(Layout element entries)
######

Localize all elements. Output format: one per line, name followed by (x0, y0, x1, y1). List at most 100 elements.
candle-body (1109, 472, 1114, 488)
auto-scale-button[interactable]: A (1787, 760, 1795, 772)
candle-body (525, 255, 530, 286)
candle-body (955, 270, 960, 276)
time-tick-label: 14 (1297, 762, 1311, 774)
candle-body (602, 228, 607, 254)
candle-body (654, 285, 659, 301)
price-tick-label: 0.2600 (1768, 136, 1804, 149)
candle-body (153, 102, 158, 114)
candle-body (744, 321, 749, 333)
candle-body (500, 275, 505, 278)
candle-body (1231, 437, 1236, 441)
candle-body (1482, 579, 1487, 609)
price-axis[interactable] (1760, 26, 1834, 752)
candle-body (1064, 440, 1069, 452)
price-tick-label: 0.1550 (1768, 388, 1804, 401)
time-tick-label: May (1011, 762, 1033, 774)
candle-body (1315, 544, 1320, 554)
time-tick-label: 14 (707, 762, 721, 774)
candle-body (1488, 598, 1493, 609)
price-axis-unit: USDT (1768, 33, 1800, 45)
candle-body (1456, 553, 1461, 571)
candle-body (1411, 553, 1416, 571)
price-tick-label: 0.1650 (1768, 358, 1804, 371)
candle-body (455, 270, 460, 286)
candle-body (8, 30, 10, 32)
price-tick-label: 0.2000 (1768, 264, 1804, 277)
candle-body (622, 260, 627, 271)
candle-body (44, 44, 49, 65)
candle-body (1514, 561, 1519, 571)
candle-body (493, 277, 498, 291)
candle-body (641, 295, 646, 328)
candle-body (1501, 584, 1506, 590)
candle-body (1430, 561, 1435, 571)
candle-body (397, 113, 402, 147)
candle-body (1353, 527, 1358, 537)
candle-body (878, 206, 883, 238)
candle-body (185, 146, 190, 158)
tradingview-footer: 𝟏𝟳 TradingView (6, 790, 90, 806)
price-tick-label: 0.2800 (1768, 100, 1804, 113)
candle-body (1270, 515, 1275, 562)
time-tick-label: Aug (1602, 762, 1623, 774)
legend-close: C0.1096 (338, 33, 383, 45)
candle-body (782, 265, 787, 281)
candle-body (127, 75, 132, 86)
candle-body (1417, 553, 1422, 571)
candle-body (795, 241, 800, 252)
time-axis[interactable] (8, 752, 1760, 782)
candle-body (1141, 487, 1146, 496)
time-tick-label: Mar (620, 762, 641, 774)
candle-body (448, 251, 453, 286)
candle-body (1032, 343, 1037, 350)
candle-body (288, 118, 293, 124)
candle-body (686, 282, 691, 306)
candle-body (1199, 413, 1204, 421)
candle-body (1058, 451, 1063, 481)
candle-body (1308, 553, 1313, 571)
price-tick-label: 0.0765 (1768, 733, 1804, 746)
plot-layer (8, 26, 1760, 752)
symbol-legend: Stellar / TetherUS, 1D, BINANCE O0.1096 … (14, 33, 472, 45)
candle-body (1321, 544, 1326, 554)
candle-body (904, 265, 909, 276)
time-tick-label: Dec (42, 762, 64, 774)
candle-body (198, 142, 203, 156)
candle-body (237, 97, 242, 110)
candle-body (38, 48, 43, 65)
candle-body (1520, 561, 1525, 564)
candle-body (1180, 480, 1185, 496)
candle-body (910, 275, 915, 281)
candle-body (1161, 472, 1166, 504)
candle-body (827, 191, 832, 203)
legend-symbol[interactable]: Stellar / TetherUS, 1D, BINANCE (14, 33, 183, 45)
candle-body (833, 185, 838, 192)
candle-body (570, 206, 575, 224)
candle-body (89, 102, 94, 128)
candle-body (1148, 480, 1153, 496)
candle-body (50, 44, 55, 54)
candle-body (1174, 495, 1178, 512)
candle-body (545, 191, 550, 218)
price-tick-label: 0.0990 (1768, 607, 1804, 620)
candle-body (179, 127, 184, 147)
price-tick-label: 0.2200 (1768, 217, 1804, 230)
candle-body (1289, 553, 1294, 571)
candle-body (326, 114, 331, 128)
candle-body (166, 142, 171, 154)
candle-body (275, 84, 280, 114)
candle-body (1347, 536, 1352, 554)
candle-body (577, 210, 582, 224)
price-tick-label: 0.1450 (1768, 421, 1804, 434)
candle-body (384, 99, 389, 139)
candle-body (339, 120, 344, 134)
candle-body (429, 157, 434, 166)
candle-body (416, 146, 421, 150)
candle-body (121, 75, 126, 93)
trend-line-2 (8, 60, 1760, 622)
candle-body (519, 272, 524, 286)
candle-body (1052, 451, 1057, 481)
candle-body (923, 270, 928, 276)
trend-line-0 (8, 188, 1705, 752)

######

■ **Instruction**
Rewrite the data above with "candlestick" in place of every "candle-body", keeping everything else the same.

■ **Answer to the task**
Localize all elements. Output format: one per line, name followed by (x0, y0, x1, y1). List at most 100 elements.
candlestick (1109, 472, 1114, 488)
auto-scale-button[interactable]: A (1787, 760, 1795, 772)
candlestick (525, 255, 530, 286)
candlestick (955, 270, 960, 276)
time-tick-label: 14 (1297, 762, 1311, 774)
candlestick (602, 228, 607, 254)
candlestick (654, 285, 659, 301)
price-tick-label: 0.2600 (1768, 136, 1804, 149)
candlestick (153, 102, 158, 114)
candlestick (744, 321, 749, 333)
candlestick (500, 275, 505, 278)
candlestick (1231, 437, 1236, 441)
candlestick (1482, 579, 1487, 609)
price-axis[interactable] (1760, 26, 1834, 752)
candlestick (1064, 440, 1069, 452)
price-tick-label: 0.1550 (1768, 388, 1804, 401)
time-tick-label: May (1011, 762, 1033, 774)
candlestick (1315, 544, 1320, 554)
time-tick-label: 14 (707, 762, 721, 774)
candlestick (1488, 598, 1493, 609)
price-axis-unit: USDT (1768, 33, 1800, 45)
candlestick (1456, 553, 1461, 571)
candlestick (1411, 553, 1416, 571)
price-tick-label: 0.1650 (1768, 358, 1804, 371)
candlestick (455, 270, 460, 286)
candlestick (8, 30, 10, 32)
price-tick-label: 0.2000 (1768, 264, 1804, 277)
candlestick (622, 260, 627, 271)
candlestick (44, 44, 49, 65)
candlestick (1514, 561, 1519, 571)
candlestick (493, 277, 498, 291)
candlestick (641, 295, 646, 328)
candlestick (1501, 584, 1506, 590)
candlestick (1430, 561, 1435, 571)
candlestick (397, 113, 402, 147)
candlestick (1353, 527, 1358, 537)
candlestick (878, 206, 883, 238)
candlestick (185, 146, 190, 158)
tradingview-footer: 𝟏𝟳 TradingView (6, 790, 90, 806)
price-tick-label: 0.2800 (1768, 100, 1804, 113)
candlestick (1270, 515, 1275, 562)
time-tick-label: Aug (1602, 762, 1623, 774)
legend-close: C0.1096 (338, 33, 383, 45)
candlestick (782, 265, 787, 281)
candlestick (127, 75, 132, 86)
candlestick (1417, 553, 1422, 571)
candlestick (795, 241, 800, 252)
time-axis[interactable] (8, 752, 1760, 782)
candlestick (1141, 487, 1146, 496)
time-tick-label: Mar (620, 762, 641, 774)
candlestick (448, 251, 453, 286)
candlestick (1032, 343, 1037, 350)
candlestick (288, 118, 293, 124)
candlestick (686, 282, 691, 306)
candlestick (1199, 413, 1204, 421)
candlestick (1058, 451, 1063, 481)
candlestick (1308, 553, 1313, 571)
price-tick-label: 0.0765 (1768, 733, 1804, 746)
plot-layer (8, 26, 1760, 752)
symbol-legend: Stellar / TetherUS, 1D, BINANCE O0.1096 … (14, 33, 472, 45)
candlestick (1321, 544, 1326, 554)
candlestick (904, 265, 909, 276)
time-tick-label: Dec (42, 762, 64, 774)
candlestick (198, 142, 203, 156)
candlestick (237, 97, 242, 110)
candlestick (38, 48, 43, 65)
candlestick (1520, 561, 1525, 564)
candlestick (1180, 480, 1185, 496)
candlestick (910, 275, 915, 281)
candlestick (1161, 472, 1166, 504)
candlestick (827, 191, 832, 203)
legend-symbol[interactable]: Stellar / TetherUS, 1D, BINANCE (14, 33, 183, 45)
candlestick (833, 185, 838, 192)
candlestick (570, 206, 575, 224)
candlestick (89, 102, 94, 128)
candlestick (1148, 480, 1153, 496)
candlestick (50, 44, 55, 54)
candlestick (1174, 495, 1178, 512)
candlestick (545, 191, 550, 218)
price-tick-label: 0.0990 (1768, 607, 1804, 620)
candlestick (179, 127, 184, 147)
price-tick-label: 0.2200 (1768, 217, 1804, 230)
candlestick (1289, 553, 1294, 571)
candlestick (326, 114, 331, 128)
candlestick (166, 142, 171, 154)
candlestick (275, 84, 280, 114)
candlestick (1347, 536, 1352, 554)
candlestick (577, 210, 582, 224)
price-tick-label: 0.1450 (1768, 421, 1804, 434)
candlestick (384, 99, 389, 139)
candlestick (339, 120, 344, 134)
candlestick (429, 157, 434, 166)
candlestick (416, 146, 421, 150)
candlestick (121, 75, 126, 93)
trend-line-2 (8, 60, 1760, 622)
candlestick (519, 272, 524, 286)
candlestick (1052, 451, 1057, 481)
candlestick (923, 270, 928, 276)
trend-line-0 (8, 188, 1705, 752)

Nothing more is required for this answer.